§ **AIM**
Copy each line that has the string "planowaniu" somewhere in it.

-=-=-

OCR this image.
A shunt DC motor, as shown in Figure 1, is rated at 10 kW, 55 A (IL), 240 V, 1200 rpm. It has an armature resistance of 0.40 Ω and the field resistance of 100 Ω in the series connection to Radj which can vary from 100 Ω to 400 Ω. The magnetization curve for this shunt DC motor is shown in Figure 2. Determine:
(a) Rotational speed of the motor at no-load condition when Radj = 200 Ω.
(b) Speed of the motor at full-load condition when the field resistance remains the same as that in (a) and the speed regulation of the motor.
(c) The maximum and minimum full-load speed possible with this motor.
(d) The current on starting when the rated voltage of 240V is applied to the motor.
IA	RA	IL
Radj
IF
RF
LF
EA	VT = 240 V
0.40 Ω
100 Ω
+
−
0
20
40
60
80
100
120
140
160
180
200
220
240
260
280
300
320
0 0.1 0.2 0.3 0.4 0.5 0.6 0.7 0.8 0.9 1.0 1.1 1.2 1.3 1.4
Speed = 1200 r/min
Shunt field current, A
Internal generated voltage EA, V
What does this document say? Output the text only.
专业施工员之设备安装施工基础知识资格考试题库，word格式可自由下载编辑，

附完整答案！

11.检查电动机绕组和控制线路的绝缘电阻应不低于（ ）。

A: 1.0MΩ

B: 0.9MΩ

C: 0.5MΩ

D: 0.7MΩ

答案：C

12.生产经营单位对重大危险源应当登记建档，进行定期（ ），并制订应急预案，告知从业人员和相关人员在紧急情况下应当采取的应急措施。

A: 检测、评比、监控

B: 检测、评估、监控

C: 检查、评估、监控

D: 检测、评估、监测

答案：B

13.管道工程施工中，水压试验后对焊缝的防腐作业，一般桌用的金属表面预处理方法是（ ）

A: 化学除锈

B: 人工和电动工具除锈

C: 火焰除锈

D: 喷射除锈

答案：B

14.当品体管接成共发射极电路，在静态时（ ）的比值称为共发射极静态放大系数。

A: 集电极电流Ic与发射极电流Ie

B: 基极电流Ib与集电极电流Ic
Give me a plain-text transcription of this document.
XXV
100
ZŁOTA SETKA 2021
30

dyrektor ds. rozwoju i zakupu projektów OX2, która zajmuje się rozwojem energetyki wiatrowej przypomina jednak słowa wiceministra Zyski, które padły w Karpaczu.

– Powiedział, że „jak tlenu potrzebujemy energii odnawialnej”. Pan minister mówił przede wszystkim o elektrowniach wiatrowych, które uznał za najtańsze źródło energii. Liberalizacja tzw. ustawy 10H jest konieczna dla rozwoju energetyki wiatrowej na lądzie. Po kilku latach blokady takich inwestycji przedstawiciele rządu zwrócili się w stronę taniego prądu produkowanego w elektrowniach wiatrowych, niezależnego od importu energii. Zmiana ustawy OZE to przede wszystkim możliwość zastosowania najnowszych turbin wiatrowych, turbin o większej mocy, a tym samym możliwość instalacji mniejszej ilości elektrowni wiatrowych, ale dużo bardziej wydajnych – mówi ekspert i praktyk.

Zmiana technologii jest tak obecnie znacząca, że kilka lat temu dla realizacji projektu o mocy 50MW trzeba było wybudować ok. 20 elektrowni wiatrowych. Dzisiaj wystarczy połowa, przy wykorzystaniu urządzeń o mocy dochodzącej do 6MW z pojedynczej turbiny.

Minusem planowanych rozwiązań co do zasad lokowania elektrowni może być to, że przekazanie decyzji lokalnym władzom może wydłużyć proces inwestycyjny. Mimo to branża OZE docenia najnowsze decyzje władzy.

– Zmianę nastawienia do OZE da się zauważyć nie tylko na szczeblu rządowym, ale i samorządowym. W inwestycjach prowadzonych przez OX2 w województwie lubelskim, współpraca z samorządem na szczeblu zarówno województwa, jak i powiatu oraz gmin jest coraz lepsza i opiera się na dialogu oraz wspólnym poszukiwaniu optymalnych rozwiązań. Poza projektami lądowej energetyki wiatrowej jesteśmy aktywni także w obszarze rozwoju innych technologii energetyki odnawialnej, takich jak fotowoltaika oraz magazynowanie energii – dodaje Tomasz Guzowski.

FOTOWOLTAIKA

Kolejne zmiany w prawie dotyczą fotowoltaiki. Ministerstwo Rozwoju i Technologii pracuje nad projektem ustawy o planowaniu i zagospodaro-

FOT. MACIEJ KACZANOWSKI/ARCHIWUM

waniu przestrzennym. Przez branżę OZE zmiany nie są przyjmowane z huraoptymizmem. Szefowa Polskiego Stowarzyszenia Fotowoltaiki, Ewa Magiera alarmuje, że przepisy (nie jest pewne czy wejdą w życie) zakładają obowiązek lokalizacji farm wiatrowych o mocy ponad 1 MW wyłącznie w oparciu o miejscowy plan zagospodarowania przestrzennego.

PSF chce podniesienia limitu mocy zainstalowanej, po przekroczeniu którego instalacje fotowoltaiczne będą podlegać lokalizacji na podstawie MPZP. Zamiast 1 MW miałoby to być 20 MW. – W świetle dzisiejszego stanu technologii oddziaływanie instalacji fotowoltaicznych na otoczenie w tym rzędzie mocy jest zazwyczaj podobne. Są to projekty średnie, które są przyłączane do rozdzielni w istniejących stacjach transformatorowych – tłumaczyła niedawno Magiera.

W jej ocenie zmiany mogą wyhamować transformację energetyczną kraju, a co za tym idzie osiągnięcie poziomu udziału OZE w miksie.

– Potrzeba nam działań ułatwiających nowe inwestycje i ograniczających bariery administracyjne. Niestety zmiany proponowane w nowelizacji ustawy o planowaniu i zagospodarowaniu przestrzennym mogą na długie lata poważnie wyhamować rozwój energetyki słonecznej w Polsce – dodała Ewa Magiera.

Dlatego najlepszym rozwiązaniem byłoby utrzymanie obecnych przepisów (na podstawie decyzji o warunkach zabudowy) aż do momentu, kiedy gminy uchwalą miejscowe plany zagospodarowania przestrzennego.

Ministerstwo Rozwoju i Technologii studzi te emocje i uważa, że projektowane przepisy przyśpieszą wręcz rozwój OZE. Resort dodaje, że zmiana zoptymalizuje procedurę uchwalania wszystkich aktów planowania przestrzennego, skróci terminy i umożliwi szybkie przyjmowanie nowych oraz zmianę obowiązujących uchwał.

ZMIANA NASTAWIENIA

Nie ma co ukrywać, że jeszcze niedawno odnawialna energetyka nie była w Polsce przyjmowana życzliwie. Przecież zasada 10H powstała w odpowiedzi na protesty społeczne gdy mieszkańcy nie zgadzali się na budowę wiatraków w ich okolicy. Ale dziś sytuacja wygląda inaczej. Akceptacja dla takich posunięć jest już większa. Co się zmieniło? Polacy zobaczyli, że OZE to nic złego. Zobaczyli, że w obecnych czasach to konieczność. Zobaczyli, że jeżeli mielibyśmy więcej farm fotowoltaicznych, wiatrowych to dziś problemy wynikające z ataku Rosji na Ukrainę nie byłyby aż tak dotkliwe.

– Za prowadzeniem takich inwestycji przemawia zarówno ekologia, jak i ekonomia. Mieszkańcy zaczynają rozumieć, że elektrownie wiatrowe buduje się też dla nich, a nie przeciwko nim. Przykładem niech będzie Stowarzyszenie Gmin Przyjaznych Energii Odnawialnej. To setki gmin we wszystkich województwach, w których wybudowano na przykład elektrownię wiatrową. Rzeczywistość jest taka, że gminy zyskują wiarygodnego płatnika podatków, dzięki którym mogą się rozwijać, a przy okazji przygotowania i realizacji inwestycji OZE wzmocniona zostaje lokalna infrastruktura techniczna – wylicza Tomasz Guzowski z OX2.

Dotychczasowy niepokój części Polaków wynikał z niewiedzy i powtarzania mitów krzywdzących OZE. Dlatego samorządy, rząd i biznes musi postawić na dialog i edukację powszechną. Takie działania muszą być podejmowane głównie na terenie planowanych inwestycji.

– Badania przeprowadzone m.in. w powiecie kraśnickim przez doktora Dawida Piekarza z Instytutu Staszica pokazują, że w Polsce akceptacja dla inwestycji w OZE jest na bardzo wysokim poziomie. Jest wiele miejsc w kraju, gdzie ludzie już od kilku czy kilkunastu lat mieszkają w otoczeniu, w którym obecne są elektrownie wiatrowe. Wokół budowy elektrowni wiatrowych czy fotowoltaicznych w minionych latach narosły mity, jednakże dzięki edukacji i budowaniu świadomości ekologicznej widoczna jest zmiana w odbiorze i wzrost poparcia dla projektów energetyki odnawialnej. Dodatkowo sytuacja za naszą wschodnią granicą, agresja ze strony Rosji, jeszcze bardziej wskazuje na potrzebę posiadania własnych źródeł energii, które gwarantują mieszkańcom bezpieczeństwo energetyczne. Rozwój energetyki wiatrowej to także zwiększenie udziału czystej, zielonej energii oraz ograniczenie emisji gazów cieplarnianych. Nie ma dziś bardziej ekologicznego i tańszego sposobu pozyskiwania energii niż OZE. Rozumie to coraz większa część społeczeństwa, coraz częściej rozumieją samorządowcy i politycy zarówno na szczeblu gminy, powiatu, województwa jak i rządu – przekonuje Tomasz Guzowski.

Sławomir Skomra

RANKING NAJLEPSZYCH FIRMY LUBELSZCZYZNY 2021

-=-=-

§ **FULL SOLUTION**
Kolejne zmiany w prawie dotyczą fotowoltaiki. Ministerstwo Rozwoju i Technologii pracuje nad projektem ustawy o planowaniu i zagospodaro-
– Potrzeba nam działań ułatwiających nowe inwestycje i ograniczających bariery administracyjne. Niestety zmiany proponowane w nowelizacji ustawy o planowaniu i zagospodarowaniu przestrzennym mogą na długie lata poważnie wyhamować rozwój energetyki słonecznej w Polsce – dodała Ewa Magiera.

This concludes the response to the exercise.